## SHORT EXERCISE
Keep only the lines of the data below that contain "creates", and copy them.

## RECORDS TO USE

* start *

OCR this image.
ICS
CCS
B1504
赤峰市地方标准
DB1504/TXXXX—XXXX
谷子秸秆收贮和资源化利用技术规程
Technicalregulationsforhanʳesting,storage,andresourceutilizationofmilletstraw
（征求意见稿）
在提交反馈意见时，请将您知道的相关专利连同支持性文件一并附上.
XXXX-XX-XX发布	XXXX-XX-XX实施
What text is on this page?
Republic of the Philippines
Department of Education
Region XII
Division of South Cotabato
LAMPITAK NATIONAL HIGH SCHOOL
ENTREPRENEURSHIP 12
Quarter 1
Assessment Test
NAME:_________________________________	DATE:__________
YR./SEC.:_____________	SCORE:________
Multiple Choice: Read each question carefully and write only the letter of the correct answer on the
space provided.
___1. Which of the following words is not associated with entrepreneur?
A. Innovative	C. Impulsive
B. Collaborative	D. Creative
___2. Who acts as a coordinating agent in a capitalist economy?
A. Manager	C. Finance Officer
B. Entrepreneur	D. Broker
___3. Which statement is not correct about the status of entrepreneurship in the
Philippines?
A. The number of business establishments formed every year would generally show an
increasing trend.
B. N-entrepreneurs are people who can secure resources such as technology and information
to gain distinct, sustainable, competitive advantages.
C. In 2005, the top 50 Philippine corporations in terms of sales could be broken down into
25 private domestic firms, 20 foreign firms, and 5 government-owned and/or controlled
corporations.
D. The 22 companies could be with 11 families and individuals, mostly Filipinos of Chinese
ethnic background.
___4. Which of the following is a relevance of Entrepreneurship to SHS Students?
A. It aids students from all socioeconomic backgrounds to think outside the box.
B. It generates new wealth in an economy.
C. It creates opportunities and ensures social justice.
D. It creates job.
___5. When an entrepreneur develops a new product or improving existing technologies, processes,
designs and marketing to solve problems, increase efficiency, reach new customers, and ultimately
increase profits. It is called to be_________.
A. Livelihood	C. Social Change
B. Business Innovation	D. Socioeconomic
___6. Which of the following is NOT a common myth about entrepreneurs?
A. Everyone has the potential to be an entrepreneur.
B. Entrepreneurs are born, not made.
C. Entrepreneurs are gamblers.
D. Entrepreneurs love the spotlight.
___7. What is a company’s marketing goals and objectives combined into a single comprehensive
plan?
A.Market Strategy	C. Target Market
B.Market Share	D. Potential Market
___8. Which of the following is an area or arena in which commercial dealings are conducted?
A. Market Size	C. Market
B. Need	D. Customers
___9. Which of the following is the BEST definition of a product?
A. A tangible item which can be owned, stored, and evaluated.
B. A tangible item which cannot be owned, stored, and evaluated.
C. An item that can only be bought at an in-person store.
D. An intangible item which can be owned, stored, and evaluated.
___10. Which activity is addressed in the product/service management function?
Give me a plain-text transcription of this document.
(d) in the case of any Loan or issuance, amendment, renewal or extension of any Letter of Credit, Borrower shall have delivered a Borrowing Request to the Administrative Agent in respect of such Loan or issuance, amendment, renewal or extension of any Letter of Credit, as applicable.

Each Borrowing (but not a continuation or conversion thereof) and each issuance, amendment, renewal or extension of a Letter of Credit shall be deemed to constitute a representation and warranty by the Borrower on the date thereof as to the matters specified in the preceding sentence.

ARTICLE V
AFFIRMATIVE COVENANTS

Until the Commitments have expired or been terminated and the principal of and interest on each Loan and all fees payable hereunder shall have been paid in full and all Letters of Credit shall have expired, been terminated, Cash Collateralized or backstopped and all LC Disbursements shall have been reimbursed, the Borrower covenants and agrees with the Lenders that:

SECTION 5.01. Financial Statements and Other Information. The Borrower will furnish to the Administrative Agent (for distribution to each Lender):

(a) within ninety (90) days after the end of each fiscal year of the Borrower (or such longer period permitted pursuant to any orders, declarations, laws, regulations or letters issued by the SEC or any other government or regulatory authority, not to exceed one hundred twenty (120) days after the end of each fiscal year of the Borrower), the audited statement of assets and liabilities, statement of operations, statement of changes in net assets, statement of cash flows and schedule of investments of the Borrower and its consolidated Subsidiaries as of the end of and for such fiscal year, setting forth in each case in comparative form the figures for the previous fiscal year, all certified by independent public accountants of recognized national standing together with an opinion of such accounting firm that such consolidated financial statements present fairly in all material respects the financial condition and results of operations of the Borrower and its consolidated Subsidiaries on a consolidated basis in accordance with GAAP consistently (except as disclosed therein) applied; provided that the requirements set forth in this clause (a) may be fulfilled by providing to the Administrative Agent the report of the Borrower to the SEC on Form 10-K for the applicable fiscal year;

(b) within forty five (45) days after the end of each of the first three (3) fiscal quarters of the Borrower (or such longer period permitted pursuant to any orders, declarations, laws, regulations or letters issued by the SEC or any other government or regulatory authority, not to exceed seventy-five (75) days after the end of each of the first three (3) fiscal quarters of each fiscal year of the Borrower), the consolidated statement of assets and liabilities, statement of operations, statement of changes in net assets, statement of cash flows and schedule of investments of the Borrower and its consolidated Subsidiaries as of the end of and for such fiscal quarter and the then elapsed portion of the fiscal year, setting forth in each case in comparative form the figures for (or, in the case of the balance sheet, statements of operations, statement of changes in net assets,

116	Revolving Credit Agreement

* end *

## EXERCISE RESPONSE
C. It creates opportunities and ensures social justice.
D. It creates job.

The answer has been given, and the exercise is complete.